Stated task
Look below. Copy each line that has "type" in it.
+++
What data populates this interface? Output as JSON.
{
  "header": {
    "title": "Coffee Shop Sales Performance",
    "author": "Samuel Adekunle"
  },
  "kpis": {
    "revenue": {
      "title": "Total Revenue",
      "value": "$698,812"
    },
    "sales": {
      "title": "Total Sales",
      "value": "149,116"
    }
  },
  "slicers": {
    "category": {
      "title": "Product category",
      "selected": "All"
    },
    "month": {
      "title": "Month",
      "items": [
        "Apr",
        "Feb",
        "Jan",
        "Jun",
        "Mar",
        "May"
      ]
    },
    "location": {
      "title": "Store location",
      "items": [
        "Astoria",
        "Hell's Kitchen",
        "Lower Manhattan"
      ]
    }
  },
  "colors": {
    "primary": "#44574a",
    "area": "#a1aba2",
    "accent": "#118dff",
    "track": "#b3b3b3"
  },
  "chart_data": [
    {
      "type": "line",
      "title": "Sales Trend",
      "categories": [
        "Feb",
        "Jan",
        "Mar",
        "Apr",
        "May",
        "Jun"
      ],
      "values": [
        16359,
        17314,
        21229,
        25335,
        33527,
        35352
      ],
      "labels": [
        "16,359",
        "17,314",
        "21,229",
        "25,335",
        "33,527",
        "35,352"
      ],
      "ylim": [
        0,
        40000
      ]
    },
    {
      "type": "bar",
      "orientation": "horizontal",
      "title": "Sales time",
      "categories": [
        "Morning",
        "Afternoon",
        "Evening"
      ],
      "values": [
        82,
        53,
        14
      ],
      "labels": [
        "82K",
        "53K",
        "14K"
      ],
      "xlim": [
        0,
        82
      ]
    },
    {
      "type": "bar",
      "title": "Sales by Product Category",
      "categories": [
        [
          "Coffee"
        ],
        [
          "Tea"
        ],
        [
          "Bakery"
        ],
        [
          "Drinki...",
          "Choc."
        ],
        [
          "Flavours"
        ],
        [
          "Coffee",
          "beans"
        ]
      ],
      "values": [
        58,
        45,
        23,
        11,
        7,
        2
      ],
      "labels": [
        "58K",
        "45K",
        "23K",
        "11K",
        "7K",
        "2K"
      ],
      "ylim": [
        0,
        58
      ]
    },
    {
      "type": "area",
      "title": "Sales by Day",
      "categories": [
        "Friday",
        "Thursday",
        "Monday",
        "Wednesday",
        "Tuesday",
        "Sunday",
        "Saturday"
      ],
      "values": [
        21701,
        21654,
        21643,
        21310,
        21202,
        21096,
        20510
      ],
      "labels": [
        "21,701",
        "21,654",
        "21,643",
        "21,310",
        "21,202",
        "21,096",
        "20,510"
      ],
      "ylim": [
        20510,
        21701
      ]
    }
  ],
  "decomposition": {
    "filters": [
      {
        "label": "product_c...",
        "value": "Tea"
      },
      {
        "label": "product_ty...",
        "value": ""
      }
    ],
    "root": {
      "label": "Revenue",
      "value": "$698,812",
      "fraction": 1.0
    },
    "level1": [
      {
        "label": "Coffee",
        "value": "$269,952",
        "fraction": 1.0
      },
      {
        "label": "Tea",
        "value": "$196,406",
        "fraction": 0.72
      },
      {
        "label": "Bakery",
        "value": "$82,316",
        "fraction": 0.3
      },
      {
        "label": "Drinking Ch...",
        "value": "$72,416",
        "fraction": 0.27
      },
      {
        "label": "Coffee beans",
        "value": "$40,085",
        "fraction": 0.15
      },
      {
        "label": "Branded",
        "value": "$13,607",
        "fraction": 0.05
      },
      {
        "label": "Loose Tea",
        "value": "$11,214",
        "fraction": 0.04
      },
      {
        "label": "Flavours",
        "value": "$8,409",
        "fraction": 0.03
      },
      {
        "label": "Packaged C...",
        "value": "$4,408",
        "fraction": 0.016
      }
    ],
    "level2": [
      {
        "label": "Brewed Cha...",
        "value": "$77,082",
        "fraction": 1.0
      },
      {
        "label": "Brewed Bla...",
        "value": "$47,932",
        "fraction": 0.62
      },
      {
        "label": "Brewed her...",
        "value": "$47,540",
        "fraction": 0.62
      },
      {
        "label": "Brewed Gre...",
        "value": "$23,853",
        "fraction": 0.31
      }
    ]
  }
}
+++
Result
      "type": "line",
      "type": "bar",
      "type": "bar",
      "type": "area",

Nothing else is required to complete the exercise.